------ RECORDS TO PROCESS ------

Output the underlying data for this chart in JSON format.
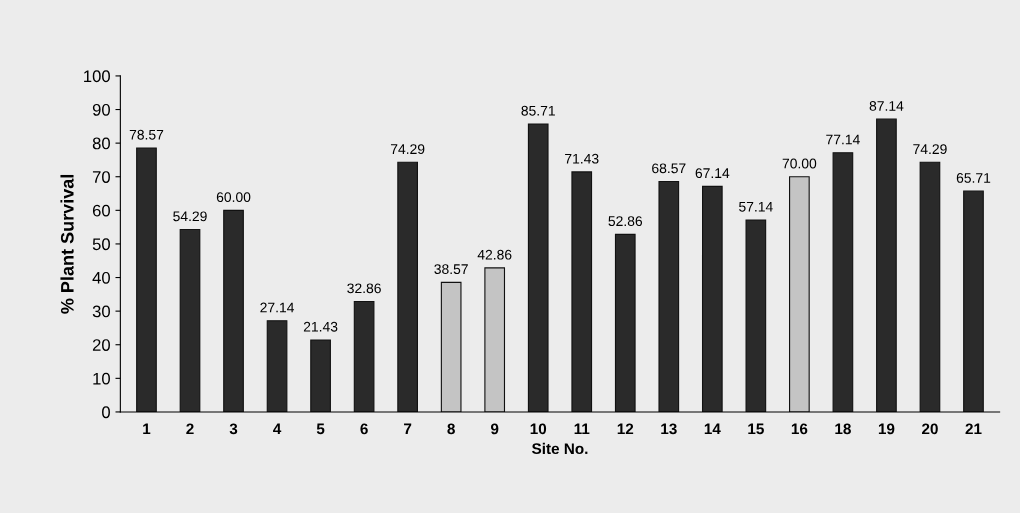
{
  "chart_data": {
    "type": "bar",
    "xlabel": "Site No.",
    "ylabel": "% Plant Survival",
    "categories": [
      "1",
      "2",
      "3",
      "4",
      "5",
      "6",
      "7",
      "8",
      "9",
      "10",
      "11",
      "12",
      "13",
      "14",
      "15",
      "16",
      "18",
      "19",
      "20",
      "21"
    ],
    "values": [
      78.57,
      54.29,
      60.0,
      27.14,
      21.43,
      32.86,
      74.29,
      38.57,
      42.86,
      85.71,
      71.43,
      52.86,
      68.57,
      67.14,
      57.14,
      70.0,
      77.14,
      87.14,
      74.29,
      65.71
    ],
    "colors": [
      "#2a2a2a",
      "#2a2a2a",
      "#2a2a2a",
      "#2a2a2a",
      "#2a2a2a",
      "#2a2a2a",
      "#2a2a2a",
      "#c4c4c4",
      "#c4c4c4",
      "#2a2a2a",
      "#2a2a2a",
      "#2a2a2a",
      "#2a2a2a",
      "#2a2a2a",
      "#2a2a2a",
      "#c4c4c4",
      "#2a2a2a",
      "#2a2a2a",
      "#2a2a2a",
      "#2a2a2a"
    ],
    "value_labels": [
      "78.57",
      "54.29",
      "60.00",
      "27.14",
      "21.43",
      "32.86",
      "74.29",
      "38.57",
      "42.86",
      "85.71",
      "71.43",
      "52.86",
      "68.57",
      "67.14",
      "57.14",
      "70.00",
      "77.14",
      "87.14",
      "74.29",
      "65.71"
    ],
    "ylim": [
      0,
      100
    ],
    "yticks": [
      0,
      10,
      20,
      30,
      40,
      50,
      60,
      70,
      80,
      90,
      100
    ],
    "grid": false,
    "legend": false
  }
}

------

= STATED TASK =
Copy the material exactly. Do not include the pictures.

= ANSWER TO THIS PROBLEM =
Output the underlying data for this chart in JSON format.
{
  "chart_data": {
    "type": "bar",
    "xlabel": "Site No.",
    "ylabel": "% Plant Survival",
    "categories": [
      "1",
      "2",
      "3",
      "4",
      "5",
      "6",
      "7",
      "8",
      "9",
      "10",
      "11",
      "12",
      "13",
      "14",
      "15",
      "16",
      "18",
      "19",
      "20",
      "21"
    ],
    "values": [
      78.57,
      54.29,
      60.0,
      27.14,
      21.43,
      32.86,
      74.29,
      38.57,
      42.86,
      85.71,
      71.43,
      52.86,
      68.57,
      67.14,
      57.14,
      70.0,
      77.14,
      87.14,
      74.29,
      65.71
    ],
    "colors": [
      "#2a2a2a",
      "#2a2a2a",
      "#2a2a2a",
      "#2a2a2a",
      "#2a2a2a",
      "#2a2a2a",
      "#2a2a2a",
      "#c4c4c4",
      "#c4c4c4",
      "#2a2a2a",
      "#2a2a2a",
      "#2a2a2a",
      "#2a2a2a",
      "#2a2a2a",
      "#2a2a2a",
      "#c4c4c4",
      "#2a2a2a",
      "#2a2a2a",
      "#2a2a2a",
      "#2a2a2a"
    ],
    "value_labels": [
      "78.57",
      "54.29",
      "60.00",
      "27.14",
      "21.43",
      "32.86",
      "74.29",
      "38.57",
      "42.86",
      "85.71",
      "71.43",
      "52.86",
      "68.57",
      "67.14",
      "57.14",
      "70.00",
      "77.14",
      "87.14",
      "74.29",
      "65.71"
    ],
    "ylim": [
      0,
      100
    ],
    "yticks": [
      0,
      10,
      20,
      30,
      40,
      50,
      60,
      70,
      80,
      90,
      100
    ],
    "grid": false,
    "legend": false
  }
}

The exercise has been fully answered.